▶ **Exercise details**
Write out the material again word for word, dropping any images it holds.

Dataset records

::::::::::

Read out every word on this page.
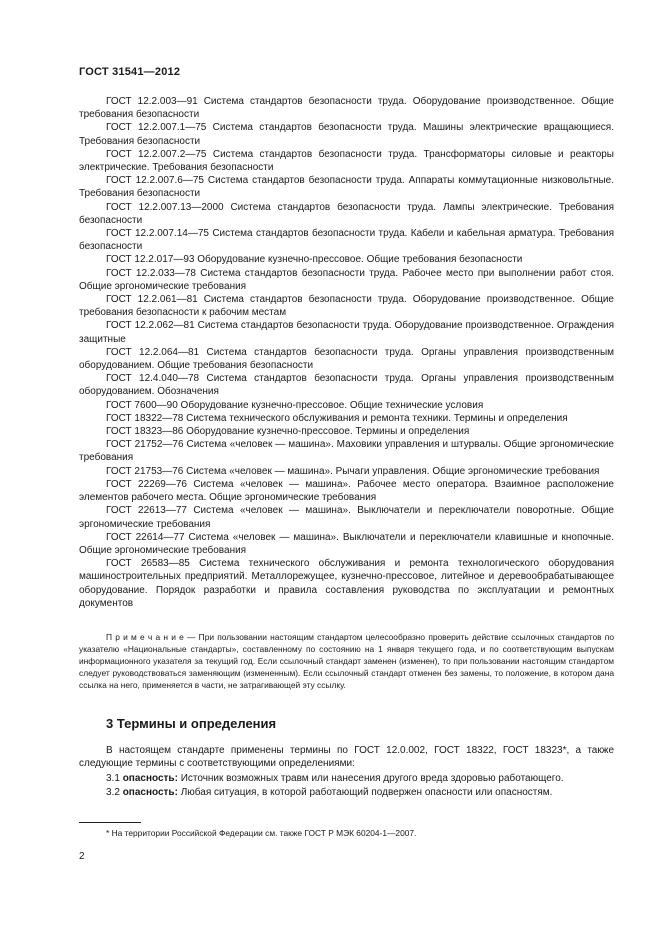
ГОСТ 31541—2012

ГОСТ 12.2.003—91 Система стандартов безопасности труда. Оборудование производственное. Общие требования безопасности

ГОСТ 12.2.007.1—75 Система стандартов безопасности труда. Машины электрические вращающиеся. Требования безопасности

ГОСТ 12.2.007.2—75 Система стандартов безопасности труда. Трансформаторы силовые и реакторы электрические. Требования безопасности

ГОСТ 12.2.007.6—75 Система стандартов безопасности труда. Аппараты коммутационные низковольтные. Требования безопасности

ГОСТ 12.2.007.13—2000 Система стандартов безопасности труда. Лампы электрические. Требования безопасности

ГОСТ 12.2.007.14—75 Система стандартов безопасности труда. Кабели и кабельная арматура. Требования безопасности

ГОСТ 12.2.017—93 Оборудование кузнечно-прессовое. Общие требования безопасности

ГОСТ 12.2.033—78 Система стандартов безопасности труда. Рабочее место при выполнении работ стоя. Общие эргономические требования

ГОСТ 12.2.061—81 Система стандартов безопасности труда. Оборудование производственное. Общие требования безопасности к рабочим местам

ГОСТ 12.2.062—81 Система стандартов безопасности труда. Оборудование производственное. Ограждения защитные

ГОСТ 12.2.064—81 Система стандартов безопасности труда. Органы управления производственным оборудованием. Общие требования безопасности

ГОСТ 12.4.040—78 Система стандартов безопасности труда. Органы управления производственным оборудованием. Обозначения

ГОСТ 7600—90 Оборудование кузнечно-прессовое. Общие технические условия

ГОСТ 18322—78 Система технического обслуживания и ремонта техники. Термины и определения

ГОСТ 18323—86 Оборудование кузнечно-прессовое. Термины и определения

ГОСТ 21752—76 Система «человек — машина». Маховики управления и штурвалы. Общие эргономические требования

ГОСТ 21753—76 Система «человек — машина». Рычаги управления. Общие эргономические требования

ГОСТ 22269—76 Система «человек — машина». Рабочее место оператора. Взаимное расположение элементов рабочего места. Общие эргономические требования

ГОСТ 22613—77 Система «человек — машина». Выключатели и переключатели поворотные. Общие эргономические требования

ГОСТ 22614—77 Система «человек — машина». Выключатели и переключатели клавишные и кнопочные. Общие эргономические требования

ГОСТ 26583—85 Система технического обслуживания и ремонта технологического оборудования машиностроительных предприятий. Металлорежущее, кузнечно-прессовое, литейное и деревообрабатывающее оборудование. Порядок разработки и правила составления руководства по эксплуатации и ремонтных документов

П р и м е ч а н и е — При пользовании настоящим стандартом целесообразно проверить действие ссылочных стандартов по указателю «Национальные стандарты», составленному по состоянию на 1 января текущего года, и по соответствующим выпускам информационного указателя за текущий год. Если ссылочный стандарт заменен (изменен), то при пользовании настоящим стандартом следует руководствоваться заменяющим (измененным). Если ссылочный стандарт отменен без замены, то положение, в котором дана ссылка на него, применяется в части, не затрагивающей эту ссылку.
3 Термины и определения

В настоящем стандарте применены термины по ГОСТ 12.0.002, ГОСТ 18322, ГОСТ 18323*, а также следующие термины с соответствующими определениями:

3.1 опасность: Источник возможных травм или нанесения другого вреда здоровью работающего.

3.2 опасность: Любая ситуация, в которой работающий подвержен опасности или опасностям.

* На территории Российской Федерации см. также ГОСТ Р МЭК 60204-1—2007.
2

::::::::::

▶ **Final result**
Read out every word on this page.
ГОСТ 31541—2012

ГОСТ 12.2.003—91 Система стандартов безопасности труда. Оборудование производственное. Общие требования безопасности

ГОСТ 12.2.007.1—75 Система стандартов безопасности труда. Машины электрические вращающиеся. Требования безопасности

ГОСТ 12.2.007.2—75 Система стандартов безопасности труда. Трансформаторы силовые и реакторы электрические. Требования безопасности

ГОСТ 12.2.007.6—75 Система стандартов безопасности труда. Аппараты коммутационные низковольтные. Требования безопасности

ГОСТ 12.2.007.13—2000 Система стандартов безопасности труда. Лампы электрические. Требования безопасности

ГОСТ 12.2.007.14—75 Система стандартов безопасности труда. Кабели и кабельная арматура. Требования безопасности

ГОСТ 12.2.017—93 Оборудование кузнечно-прессовое. Общие требования безопасности

ГОСТ 12.2.033—78 Система стандартов безопасности труда. Рабочее место при выполнении работ стоя. Общие эргономические требования

ГОСТ 12.2.061—81 Система стандартов безопасности труда. Оборудование производственное. Общие требования безопасности к рабочим местам

ГОСТ 12.2.062—81 Система стандартов безопасности труда. Оборудование производственное. Ограждения защитные

ГОСТ 12.2.064—81 Система стандартов безопасности труда. Органы управления производственным оборудованием. Общие требования безопасности

ГОСТ 12.4.040—78 Система стандартов безопасности труда. Органы управления производственным оборудованием. Обозначения

ГОСТ 7600—90 Оборудование кузнечно-прессовое. Общие технические условия

ГОСТ 18322—78 Система технического обслуживания и ремонта техники. Термины и определения

ГОСТ 18323—86 Оборудование кузнечно-прессовое. Термины и определения

ГОСТ 21752—76 Система «человек — машина». Маховики управления и штурвалы. Общие эргономические требования

ГОСТ 21753—76 Система «человек — машина». Рычаги управления. Общие эргономические требования

ГОСТ 22269—76 Система «человек — машина». Рабочее место оператора. Взаимное расположение элементов рабочего места. Общие эргономические требования

ГОСТ 22613—77 Система «человек — машина». Выключатели и переключатели поворотные. Общие эргономические требования

ГОСТ 22614—77 Система «человек — машина». Выключатели и переключатели клавишные и кнопочные. Общие эргономические требования

ГОСТ 26583—85 Система технического обслуживания и ремонта технологического оборудования машиностроительных предприятий. Металлорежущее, кузнечно-прессовое, литейное и деревообрабатывающее оборудование. Порядок разработки и правила составления руководства по эксплуатации и ремонтных документов

П р и м е ч а н и е — При пользовании настоящим стандартом целесообразно проверить действие ссылочных стандартов по указателю «Национальные стандарты», составленному по состоянию на 1 января текущего года, и по соответствующим выпускам информационного указателя за текущий год. Если ссылочный стандарт заменен (изменен), то при пользовании настоящим стандартом следует руководствоваться заменяющим (измененным). Если ссылочный стандарт отменен без замены, то положение, в котором дана ссылка на него, применяется в части, не затрагивающей эту ссылку.
3 Термины и определения

В настоящем стандарте применены термины по ГОСТ 12.0.002, ГОСТ 18322, ГОСТ 18323*, а также следующие термины с соответствующими определениями:

3.1 опасность: Источник возможных травм или нанесения другого вреда здоровью работающего.

3.2 опасность: Любая ситуация, в которой работающий подвержен опасности или опасностям.

* На территории Российской Федерации см. также ГОСТ Р МЭК 60204-1—2007.
2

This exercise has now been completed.